Work out how many lines in the entries below include the word "school". Give nothing but the number.

--------------------

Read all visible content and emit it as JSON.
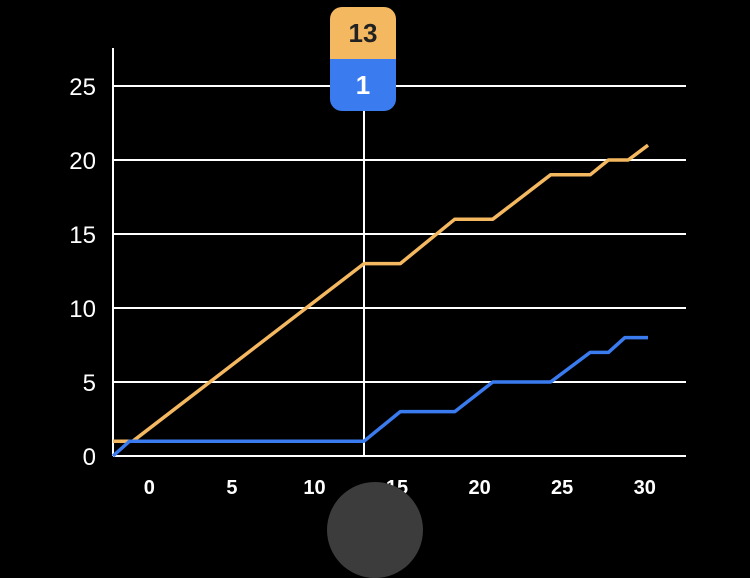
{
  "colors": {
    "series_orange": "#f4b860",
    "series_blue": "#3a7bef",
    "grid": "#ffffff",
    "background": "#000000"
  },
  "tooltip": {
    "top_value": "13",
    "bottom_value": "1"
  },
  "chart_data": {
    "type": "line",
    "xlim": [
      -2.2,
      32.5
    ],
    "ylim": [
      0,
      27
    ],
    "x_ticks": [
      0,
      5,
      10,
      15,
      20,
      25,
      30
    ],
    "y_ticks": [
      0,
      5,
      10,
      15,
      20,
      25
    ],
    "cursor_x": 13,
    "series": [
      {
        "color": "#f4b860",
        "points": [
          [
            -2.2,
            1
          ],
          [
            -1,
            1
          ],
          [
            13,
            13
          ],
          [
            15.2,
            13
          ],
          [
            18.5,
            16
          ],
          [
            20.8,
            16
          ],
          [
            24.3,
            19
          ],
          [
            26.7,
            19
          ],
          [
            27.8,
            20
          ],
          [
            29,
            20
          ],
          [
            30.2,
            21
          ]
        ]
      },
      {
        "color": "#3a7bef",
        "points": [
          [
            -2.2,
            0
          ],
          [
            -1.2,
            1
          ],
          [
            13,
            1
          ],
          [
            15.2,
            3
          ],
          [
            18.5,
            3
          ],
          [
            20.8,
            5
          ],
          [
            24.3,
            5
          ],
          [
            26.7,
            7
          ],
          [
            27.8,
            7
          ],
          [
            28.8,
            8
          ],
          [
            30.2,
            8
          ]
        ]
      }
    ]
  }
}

--------------------

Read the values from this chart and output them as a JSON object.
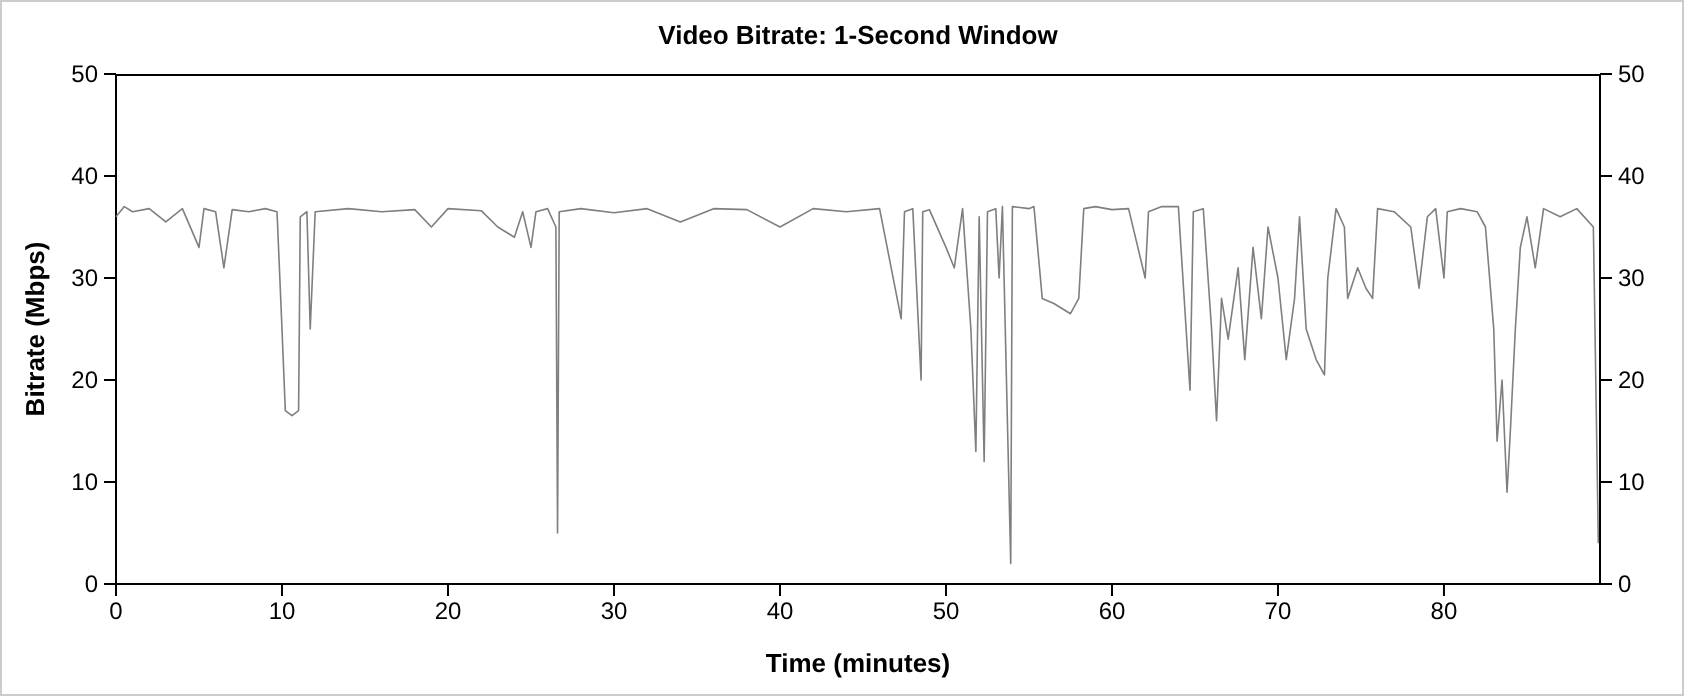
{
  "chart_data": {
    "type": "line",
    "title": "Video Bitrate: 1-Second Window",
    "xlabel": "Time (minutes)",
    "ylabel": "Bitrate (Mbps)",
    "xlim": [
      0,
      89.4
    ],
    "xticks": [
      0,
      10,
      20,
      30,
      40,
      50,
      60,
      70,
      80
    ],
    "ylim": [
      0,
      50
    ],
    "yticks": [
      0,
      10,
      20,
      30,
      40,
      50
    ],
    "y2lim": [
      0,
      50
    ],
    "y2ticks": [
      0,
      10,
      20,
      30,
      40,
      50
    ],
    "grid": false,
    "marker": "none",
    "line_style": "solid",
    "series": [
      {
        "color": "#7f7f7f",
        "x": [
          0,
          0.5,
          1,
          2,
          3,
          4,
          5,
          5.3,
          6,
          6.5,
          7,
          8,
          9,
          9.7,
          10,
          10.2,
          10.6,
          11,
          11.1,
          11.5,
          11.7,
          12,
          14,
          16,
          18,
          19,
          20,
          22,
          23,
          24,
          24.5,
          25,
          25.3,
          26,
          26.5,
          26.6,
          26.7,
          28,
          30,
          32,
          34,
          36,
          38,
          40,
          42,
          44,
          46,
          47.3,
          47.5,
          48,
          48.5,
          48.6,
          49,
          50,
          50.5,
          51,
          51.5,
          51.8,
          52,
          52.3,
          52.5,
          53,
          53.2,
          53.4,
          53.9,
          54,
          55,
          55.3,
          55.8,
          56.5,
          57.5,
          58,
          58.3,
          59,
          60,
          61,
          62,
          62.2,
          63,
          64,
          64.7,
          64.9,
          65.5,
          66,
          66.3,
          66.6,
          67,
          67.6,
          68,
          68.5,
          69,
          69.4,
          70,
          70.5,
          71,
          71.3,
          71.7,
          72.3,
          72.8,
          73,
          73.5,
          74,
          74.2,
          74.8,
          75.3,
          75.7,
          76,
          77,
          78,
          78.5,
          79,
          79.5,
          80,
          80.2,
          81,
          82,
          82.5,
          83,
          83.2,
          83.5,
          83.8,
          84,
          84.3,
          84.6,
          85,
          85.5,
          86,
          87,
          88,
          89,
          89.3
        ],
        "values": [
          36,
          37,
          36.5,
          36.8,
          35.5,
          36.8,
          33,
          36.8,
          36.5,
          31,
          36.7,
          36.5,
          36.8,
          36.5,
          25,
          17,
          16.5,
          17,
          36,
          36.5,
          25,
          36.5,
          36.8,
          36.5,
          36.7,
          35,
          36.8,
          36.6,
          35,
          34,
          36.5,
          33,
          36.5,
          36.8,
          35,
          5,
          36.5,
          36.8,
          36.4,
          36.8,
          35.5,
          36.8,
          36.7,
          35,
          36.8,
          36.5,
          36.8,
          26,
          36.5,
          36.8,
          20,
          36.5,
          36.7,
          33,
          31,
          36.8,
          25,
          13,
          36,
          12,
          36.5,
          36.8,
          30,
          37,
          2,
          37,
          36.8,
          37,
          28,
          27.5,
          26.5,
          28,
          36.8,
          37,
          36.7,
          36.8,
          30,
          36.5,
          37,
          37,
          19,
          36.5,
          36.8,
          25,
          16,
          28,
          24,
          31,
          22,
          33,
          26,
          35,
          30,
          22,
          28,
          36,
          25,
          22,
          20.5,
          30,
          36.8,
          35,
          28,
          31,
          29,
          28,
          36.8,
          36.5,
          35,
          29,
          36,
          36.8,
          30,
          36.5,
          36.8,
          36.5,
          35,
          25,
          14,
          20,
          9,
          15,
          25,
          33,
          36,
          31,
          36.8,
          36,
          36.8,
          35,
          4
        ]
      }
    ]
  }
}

--------------------

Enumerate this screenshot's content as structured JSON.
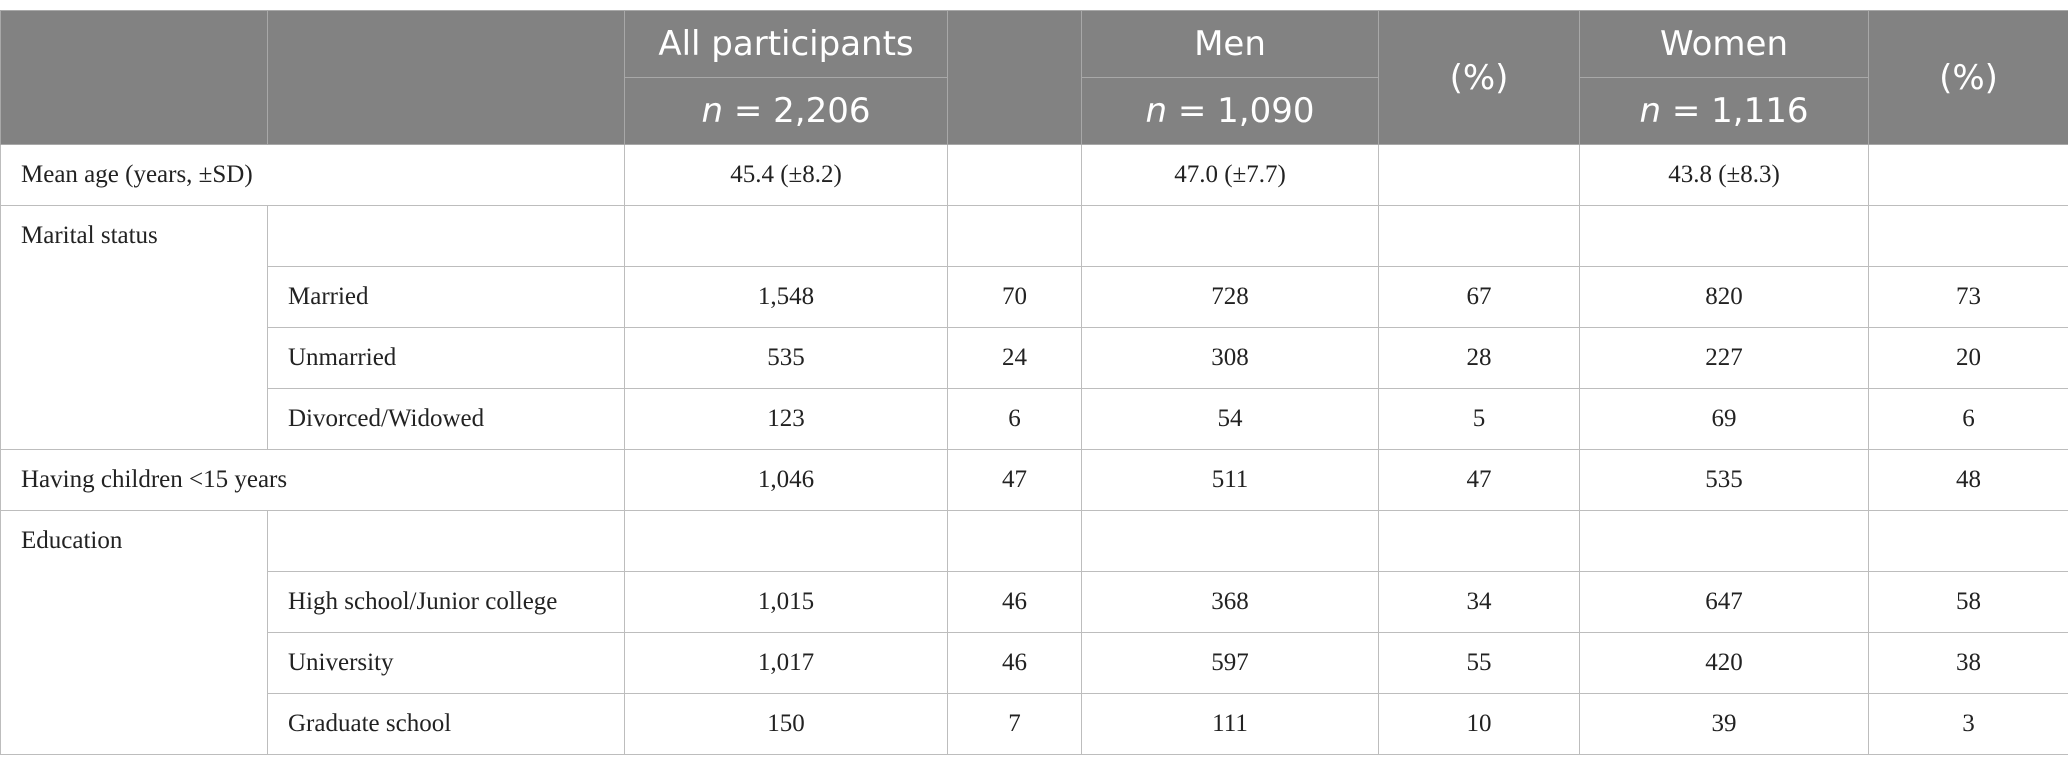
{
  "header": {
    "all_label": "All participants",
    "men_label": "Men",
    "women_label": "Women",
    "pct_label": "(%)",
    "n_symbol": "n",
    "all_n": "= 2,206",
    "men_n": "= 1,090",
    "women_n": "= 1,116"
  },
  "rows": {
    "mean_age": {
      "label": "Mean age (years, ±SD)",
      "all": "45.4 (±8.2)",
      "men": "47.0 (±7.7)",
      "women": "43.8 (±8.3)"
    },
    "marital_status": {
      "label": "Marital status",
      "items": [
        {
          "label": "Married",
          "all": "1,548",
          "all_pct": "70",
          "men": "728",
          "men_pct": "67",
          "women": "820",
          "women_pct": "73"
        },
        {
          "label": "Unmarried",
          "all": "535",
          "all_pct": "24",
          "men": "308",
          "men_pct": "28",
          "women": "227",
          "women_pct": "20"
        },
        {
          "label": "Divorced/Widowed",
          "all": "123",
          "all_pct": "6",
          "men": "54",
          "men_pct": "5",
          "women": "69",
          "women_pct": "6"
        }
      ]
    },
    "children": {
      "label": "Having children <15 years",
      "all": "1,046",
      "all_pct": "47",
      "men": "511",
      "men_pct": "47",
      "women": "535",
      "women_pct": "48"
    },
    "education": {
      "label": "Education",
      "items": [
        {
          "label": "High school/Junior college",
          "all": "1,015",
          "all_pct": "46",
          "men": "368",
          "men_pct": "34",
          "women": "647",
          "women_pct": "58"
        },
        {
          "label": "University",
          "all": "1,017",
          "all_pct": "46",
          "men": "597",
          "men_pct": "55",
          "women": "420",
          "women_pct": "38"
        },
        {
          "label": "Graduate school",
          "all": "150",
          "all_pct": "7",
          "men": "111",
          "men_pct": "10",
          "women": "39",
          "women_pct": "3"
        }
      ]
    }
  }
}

--------------------

-- Solution below --
2